Rows from a dataset
########################################
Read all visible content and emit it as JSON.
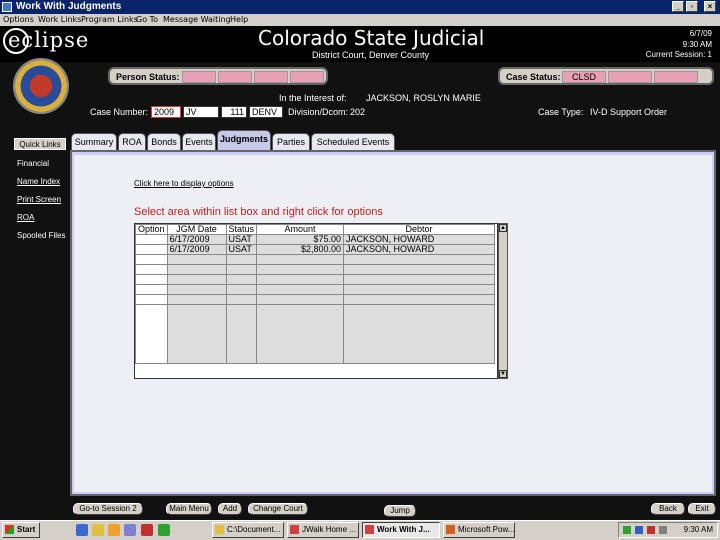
{
  "window": {
    "title": "Work With Judgments",
    "min": "_",
    "max": "▫",
    "close": "×"
  },
  "menu": [
    "Options",
    "Work Links",
    "Program Links",
    "Go To",
    "Message Waiting",
    "Help"
  ],
  "header": {
    "logo": "eclipse",
    "title": "Colorado State Judicial",
    "subtitle": "District Court, Denver County",
    "date": "6/7/09",
    "time": "9:30 AM",
    "session": "Current Session: 1"
  },
  "person_status": {
    "label": "Person Status:",
    "boxes": [
      "",
      "",
      "",
      ""
    ]
  },
  "case_status": {
    "label": "Case Status:",
    "value": "CLSD",
    "boxes": [
      "",
      ""
    ]
  },
  "case_info": {
    "interest_label": "In the Interest of:",
    "interest_value": "JACKSON, ROSLYN MARIE",
    "case_number_label": "Case Number:",
    "case_year": "2009",
    "case_type_code": "JV",
    "case_seq": "111",
    "case_county": "DENV",
    "division_label": "Division/Dcom:",
    "division_value": "202",
    "case_type_label": "Case Type:",
    "case_type_value": "IV-D Support Order"
  },
  "left_nav": {
    "quick_links": "Quick Links",
    "items": [
      "Financial",
      "Name Index",
      "Print Screen",
      "ROA",
      "Spooled Files"
    ]
  },
  "tabs": [
    "Summary",
    "ROA",
    "Bonds",
    "Events",
    "Judgments",
    "Parties",
    "Scheduled Events"
  ],
  "active_tab": "Judgments",
  "content": {
    "link": "Click here to display options",
    "instruction": "Select area within list box and right click for options"
  },
  "table": {
    "columns": [
      "Option",
      "JGM Date",
      "Status",
      "Amount",
      "Debtor"
    ],
    "rows": [
      [
        "",
        "6/17/2009",
        "USAT",
        "$75.00",
        "JACKSON, HOWARD"
      ],
      [
        "",
        "6/17/2009",
        "USAT",
        "$2,800.00",
        "JACKSON, HOWARD"
      ],
      [
        "",
        "",
        "",
        "",
        ""
      ],
      [
        "",
        "",
        "",
        "",
        ""
      ],
      [
        "",
        "",
        "",
        "",
        ""
      ],
      [
        "",
        "",
        "",
        "",
        ""
      ],
      [
        "",
        "",
        "",
        "",
        ""
      ],
      [
        "",
        "",
        "",
        "",
        ""
      ]
    ]
  },
  "bottom_buttons": {
    "goto_session": "Go-to Session 2",
    "main_menu": "Main Menu",
    "add": "Add",
    "change_court": "Change Court",
    "jump": "Jump",
    "back": "Back",
    "exit": "Exit"
  },
  "taskbar": {
    "start": "Start",
    "tasks": [
      "C:\\Document...",
      "JWalk Home ...",
      "Work With J...",
      "Microsoft Pow..."
    ],
    "active_task": "Work With J...",
    "clock": "9:30 AM"
  }
}
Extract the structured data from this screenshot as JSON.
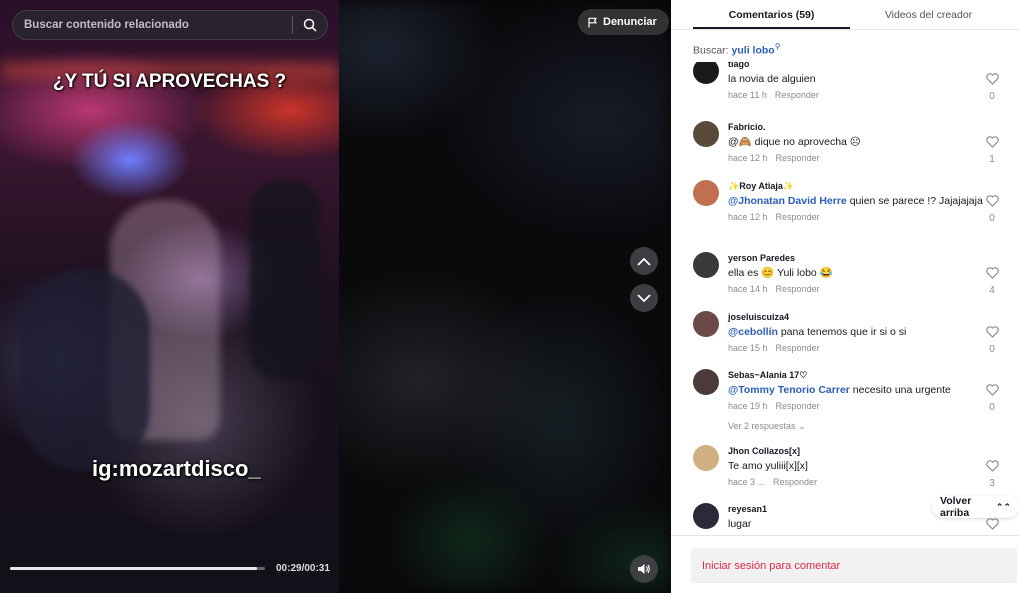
{
  "video": {
    "search_placeholder": "Buscar contenido relacionado",
    "caption_top": "¿Y TÚ SI APROVECHAS ?",
    "caption_bottom": "ig:mozartdisco_",
    "progress_fraction": 0.967,
    "timecode": "00:29/00:31",
    "report_label": "Denunciar"
  },
  "panel": {
    "tabs": [
      {
        "label": "Comentarios (59)",
        "active": true
      },
      {
        "label": "Videos del creador",
        "active": false
      }
    ],
    "search_label": "Buscar:",
    "search_keyword": "yuli lobo",
    "comments": [
      {
        "user": "tiago",
        "mention": "",
        "text": "la novia de alguien",
        "time": "hace 11 h",
        "reply": "Responder",
        "likes": "0"
      },
      {
        "user": "Fabricio.",
        "mention": "",
        "text": "@🙈 dique no aprovecha ☹",
        "time": "hace 12 h",
        "reply": "Responder",
        "likes": "1"
      },
      {
        "user": "✨Roy Atiaja✨",
        "mention": "@Jhonatan David Herre",
        "text": " quien se parece !? Jajajajaja",
        "time": "hace 12 h",
        "reply": "Responder",
        "likes": "0"
      },
      {
        "user": "yerson Paredes",
        "mention": "",
        "text": "ella es 😊 Yuli lobo 😂",
        "time": "hace 14 h",
        "reply": "Responder",
        "likes": "4"
      },
      {
        "user": "joseluiscuiza4",
        "mention": "@cebollín",
        "text": " pana tenemos que ir si o si",
        "time": "hace 15 h",
        "reply": "Responder",
        "likes": "0"
      },
      {
        "user": "Sebas~Alania 17♡",
        "mention": "@Tommy Tenorio Carrer",
        "text": " necesito una urgente",
        "time": "hace 19 h",
        "reply": "Responder",
        "likes": "0",
        "view_replies": "Ver 2 respuestas"
      },
      {
        "user": "Jhon Collazos[x]",
        "mention": "",
        "text": "Te amo yuliii[x][x]",
        "time": "hace 3 ...",
        "reply": "Responder",
        "likes": "3"
      },
      {
        "user": "reyesan1",
        "mention": "",
        "text": "lugar",
        "time": "",
        "reply": "",
        "likes": ""
      }
    ],
    "back_to_top": "Volver arriba",
    "login_prompt": "Iniciar sesión para comentar"
  }
}
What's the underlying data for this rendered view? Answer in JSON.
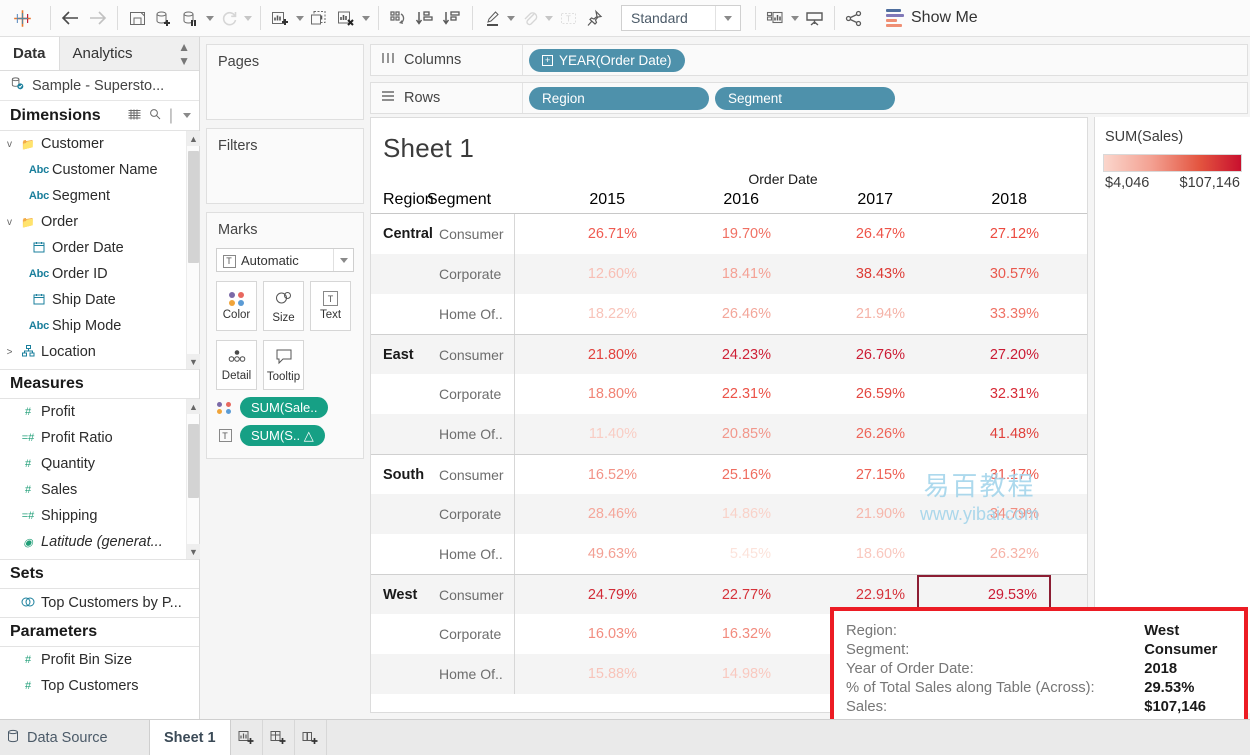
########################################
## [PROBLEM REQUIREMENTS]
Repeat each line of the records above exactly, but do not copy the pictures.

## [RESPONSE TO THE EXERCISE]
Read all visible content and emit it as JSON.
{
  "window": {
    "title": "Work With Judgments",
    "min": "_",
    "max": "▫",
    "close": "×"
  },
  "menu": [
    "Options",
    "Work Links",
    "Program Links",
    "Go To",
    "Message Waiting",
    "Help"
  ],
  "header": {
    "logo": "eclipse",
    "title": "Colorado State Judicial",
    "subtitle": "District Court, Denver County",
    "date": "6/7/09",
    "time": "9:30 AM",
    "session": "Current Session: 1"
  },
  "person_status": {
    "label": "Person Status:",
    "boxes": [
      "",
      "",
      "",
      ""
    ]
  },
  "case_status": {
    "label": "Case Status:",
    "value": "CLSD",
    "boxes": [
      "",
      ""
    ]
  },
  "case_info": {
    "interest_label": "In the Interest of:",
    "interest_value": "JACKSON, ROSLYN MARIE",
    "case_number_label": "Case Number:",
    "case_year": "2009",
    "case_type_code": "JV",
    "case_seq": "111",
    "case_county": "DENV",
    "division_label": "Division/Dcom:",
    "division_value": "202",
    "case_type_label": "Case Type:",
    "case_type_value": "IV-D Support Order"
  },
  "left_nav": {
    "quick_links": "Quick Links",
    "items": [
      "Financial",
      "Name Index",
      "Print Screen",
      "ROA",
      "Spooled Files"
    ]
  },
  "tabs": [
    "Summary",
    "ROA",
    "Bonds",
    "Events",
    "Judgments",
    "Parties",
    "Scheduled Events"
  ],
  "active_tab": "Judgments",
  "content": {
    "link": "Click here to display options",
    "instruction": "Select area within list box and right click for options"
  },
  "table": {
    "columns": [
      "Option",
      "JGM Date",
      "Status",
      "Amount",
      "Debtor"
    ],
    "rows": [
      [
        "",
        "6/17/2009",
        "USAT",
        "$75.00",
        "JACKSON, HOWARD"
      ],
      [
        "",
        "6/17/2009",
        "USAT",
        "$2,800.00",
        "JACKSON, HOWARD"
      ],
      [
        "",
        "",
        "",
        "",
        ""
      ],
      [
        "",
        "",
        "",
        "",
        ""
      ],
      [
        "",
        "",
        "",
        "",
        ""
      ],
      [
        "",
        "",
        "",
        "",
        ""
      ],
      [
        "",
        "",
        "",
        "",
        ""
      ],
      [
        "",
        "",
        "",
        "",
        ""
      ]
    ]
  },
  "bottom_buttons": {
    "goto_session": "Go-to Session 2",
    "main_menu": "Main Menu",
    "add": "Add",
    "change_court": "Change Court",
    "jump": "Jump",
    "back": "Back",
    "exit": "Exit"
  },
  "taskbar": {
    "start": "Start",
    "tasks": [
      "C:\\Document...",
      "JWalk Home ...",
      "Work With J...",
      "Microsoft Pow..."
    ],
    "active_task": "Work With J...",
    "clock": "9:30 AM"
  }
}
Extract the structured data from this screenshot as JSON.
{
  "video": {
    "search_placeholder": "Buscar contenido relacionado",
    "caption_top": "¿Y TÚ SI APROVECHAS ?",
    "caption_bottom": "ig:mozartdisco_",
    "progress_fraction": 0.967,
    "timecode": "00:29/00:31",
    "report_label": "Denunciar"
  },
  "panel": {
    "tabs": [
      {
        "label": "Comentarios (59)",
        "active": true
      },
      {
        "label": "Videos del creador",
        "active": false
      }
    ],
    "search_label": "Buscar:",
    "search_keyword": "yuli lobo",
    "comments": [
      {
        "user": "tiago",
        "mention": "",
        "text": "la novia de alguien",
        "time": "hace 11 h",
        "reply": "Responder",
        "likes": "0"
      },
      {
        "user": "Fabricio.",
        "mention": "",
        "text": "@🙈 dique no aprovecha ☹",
        "time": "hace 12 h",
        "reply": "Responder",
        "likes": "1"
      },
      {
        "user": "✨Roy Atiaja✨",
        "mention": "@Jhonatan David Herre",
        "text": " quien se parece !? Jajajajaja",
        "time": "hace 12 h",
        "reply": "Responder",
        "likes": "0"
      },
      {
        "user": "yerson Paredes",
        "mention": "",
        "text": "ella es 😊 Yuli lobo 😂",
        "time": "hace 14 h",
        "reply": "Responder",
        "likes": "4"
      },
      {
        "user": "joseluiscuiza4",
        "mention": "@cebollín",
        "text": " pana tenemos que ir si o si",
        "time": "hace 15 h",
        "reply": "Responder",
        "likes": "0"
      },
      {
        "user": "Sebas~Alania 17♡",
        "mention": "@Tommy Tenorio Carrer",
        "text": " necesito una urgente",
        "time": "hace 19 h",
        "reply": "Responder",
        "likes": "0",
        "view_replies": "Ver 2 respuestas"
      },
      {
        "user": "Jhon Collazos[x]",
        "mention": "",
        "text": "Te amo yuliii[x][x]",
        "time": "hace 3 ...",
        "reply": "Responder",
        "likes": "3"
      },
      {
        "user": "reyesan1",
        "mention": "",
        "text": "lugar",
        "time": "",
        "reply": "",
        "likes": ""
      }
    ],
    "back_to_top": "Volver arriba",
    "login_prompt": "Iniciar sesión para comentar"
  }
}
What's the underlying data for this rendered view? Answer in JSON.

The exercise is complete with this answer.